THE EXERCISE => Look below. Copy each line that has "Heart" in it.

Dataset items:
'''

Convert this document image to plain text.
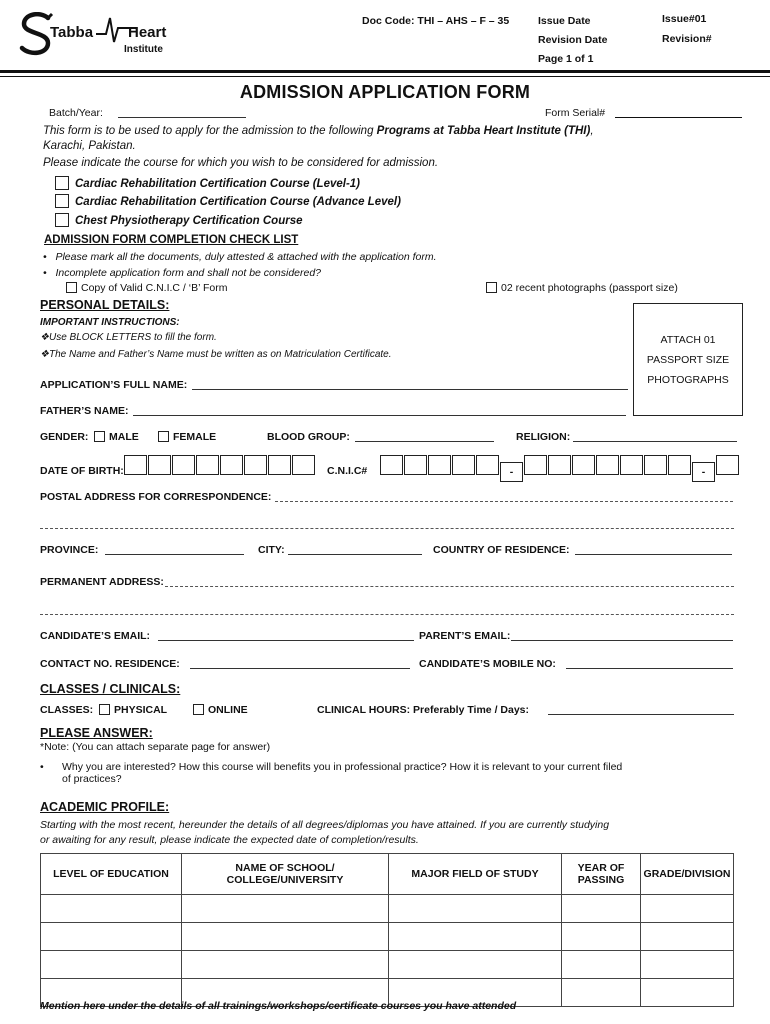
Tabba Heart
Institute
Doc Code: THI – AHS – F – 35	Issue Date
Revision Date
Page 1 of 1
Issue#01
Revision#
ADMISSION APPLICATION FORM
Batch/Year:	Form Serial#
This form is to be used to apply for the admission to the following Programs at Tabba Heart Institute (THI),
Karachi, Pakistan.
Please indicate the course for which you wish to be considered for admission.
Cardiac Rehabilitation Certification Course (Level-1)
Cardiac Rehabilitation Certification Course (Advance Level)
Chest Physiotherapy Certification Course
ADMISSION FORM COMPLETION CHECK LIST
•   Please mark all the documents, duly attested & attached with the application form.
•   Incomplete application form and shall not be considered?
Copy of Valid C.N.I.C / ‘B’ Form	02 recent photographs (passport size)
PERSONAL DETAILS:
IMPORTANT INSTRUCTIONS:
❖Use BLOCK LETTERS to fill the form.
❖The Name and Father’s Name must be written as on Matriculation Certificate.
ATTACH 01
PASSPORT SIZE
PHOTOGRAPHS
APPLICATION’S FULL NAME:
FATHER’S NAME:
GENDER:	MALE	FEMALE	BLOOD GROUP:	RELIGION:
DATE OF BIRTH:	C.N.I.C#	-	-
POSTAL ADDRESS FOR CORRESPONDENCE:
PROVINCE:	CITY:	COUNTRY OF RESIDENCE:
PERMANENT ADDRESS:
CANDIDATE’S EMAIL:	PARENT’S EMAIL:
CONTACT NO. RESIDENCE:	CANDIDATE’S MOBILE NO:
CLASSES / CLINICALS:
CLASSES:	PHYSICAL	ONLINE	CLINICAL HOURS: Preferably Time / Days:
PLEASE ANSWER:
*Note: (You can attach separate page for answer)
• Why you are interested? How this course will benefits you in professional practice? How it is relevant to your current filed
of practices?
ACADEMIC PROFILE:
Starting with the most recent, hereunder the details of all degrees/diplomas you have attained. If you are currently studying
or awaiting for any result, please indicate the expected date of completion/results.
LEVEL OF EDUCATION	NAME OF SCHOOL/ COLLEGE/UNIVERSITY	MAJOR FIELD OF STUDY	YEAR OF PASSING	GRADE/DIVISION

Mention here under the details of all trainings/workshops/certificate courses you have attended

'''

TASK OUTPUT =>
Tabba Heart
This form is to be used to apply for the admission to the following Programs at Tabba Heart Institute (THI),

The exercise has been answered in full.